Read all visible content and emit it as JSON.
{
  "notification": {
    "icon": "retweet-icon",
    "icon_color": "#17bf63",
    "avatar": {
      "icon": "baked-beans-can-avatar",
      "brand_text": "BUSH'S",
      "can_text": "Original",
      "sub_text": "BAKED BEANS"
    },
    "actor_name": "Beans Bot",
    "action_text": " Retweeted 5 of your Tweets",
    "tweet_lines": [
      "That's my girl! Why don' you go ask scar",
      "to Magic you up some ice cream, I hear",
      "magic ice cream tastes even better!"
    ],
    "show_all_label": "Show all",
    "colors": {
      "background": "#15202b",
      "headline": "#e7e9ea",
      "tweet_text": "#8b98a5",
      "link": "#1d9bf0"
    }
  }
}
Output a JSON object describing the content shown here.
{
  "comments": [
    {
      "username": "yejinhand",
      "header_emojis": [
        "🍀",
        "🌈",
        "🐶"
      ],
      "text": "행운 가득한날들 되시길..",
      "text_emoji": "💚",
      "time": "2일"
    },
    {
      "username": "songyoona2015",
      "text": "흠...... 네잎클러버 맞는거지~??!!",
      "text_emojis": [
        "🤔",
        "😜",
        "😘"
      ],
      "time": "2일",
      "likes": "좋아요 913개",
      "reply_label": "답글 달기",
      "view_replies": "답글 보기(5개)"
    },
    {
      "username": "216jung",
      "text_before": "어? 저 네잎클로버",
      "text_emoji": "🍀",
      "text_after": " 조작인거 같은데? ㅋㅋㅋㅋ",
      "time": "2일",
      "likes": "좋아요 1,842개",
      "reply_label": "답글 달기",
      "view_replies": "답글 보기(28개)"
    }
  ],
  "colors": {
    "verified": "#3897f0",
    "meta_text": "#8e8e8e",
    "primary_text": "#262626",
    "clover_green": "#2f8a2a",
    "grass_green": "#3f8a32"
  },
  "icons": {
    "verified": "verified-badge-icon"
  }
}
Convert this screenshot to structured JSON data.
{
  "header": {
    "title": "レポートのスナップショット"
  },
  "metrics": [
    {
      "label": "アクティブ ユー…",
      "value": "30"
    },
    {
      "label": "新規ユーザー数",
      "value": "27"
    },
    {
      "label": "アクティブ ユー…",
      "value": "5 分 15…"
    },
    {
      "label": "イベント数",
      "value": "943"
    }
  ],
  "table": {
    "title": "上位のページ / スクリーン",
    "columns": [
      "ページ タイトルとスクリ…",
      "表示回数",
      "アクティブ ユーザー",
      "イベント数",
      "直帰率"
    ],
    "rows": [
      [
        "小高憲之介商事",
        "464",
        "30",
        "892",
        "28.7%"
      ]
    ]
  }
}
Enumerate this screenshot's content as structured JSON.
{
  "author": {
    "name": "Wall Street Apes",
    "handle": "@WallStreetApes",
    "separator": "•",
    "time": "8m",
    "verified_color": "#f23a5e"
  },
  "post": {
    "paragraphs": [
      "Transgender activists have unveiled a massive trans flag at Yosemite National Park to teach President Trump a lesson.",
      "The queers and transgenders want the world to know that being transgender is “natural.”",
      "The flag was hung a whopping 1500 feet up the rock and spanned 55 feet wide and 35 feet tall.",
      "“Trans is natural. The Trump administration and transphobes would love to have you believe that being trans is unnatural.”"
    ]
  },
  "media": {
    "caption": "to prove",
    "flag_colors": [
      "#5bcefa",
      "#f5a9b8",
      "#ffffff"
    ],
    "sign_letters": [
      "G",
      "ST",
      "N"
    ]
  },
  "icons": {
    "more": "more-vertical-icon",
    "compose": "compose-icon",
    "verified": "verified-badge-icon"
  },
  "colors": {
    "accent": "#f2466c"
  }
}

---*---

Gather every line from the entries above where the word "title" appears, and copy them.

    "title": "レポートのスナップショット"
    "title": "上位のページ / スクリーン",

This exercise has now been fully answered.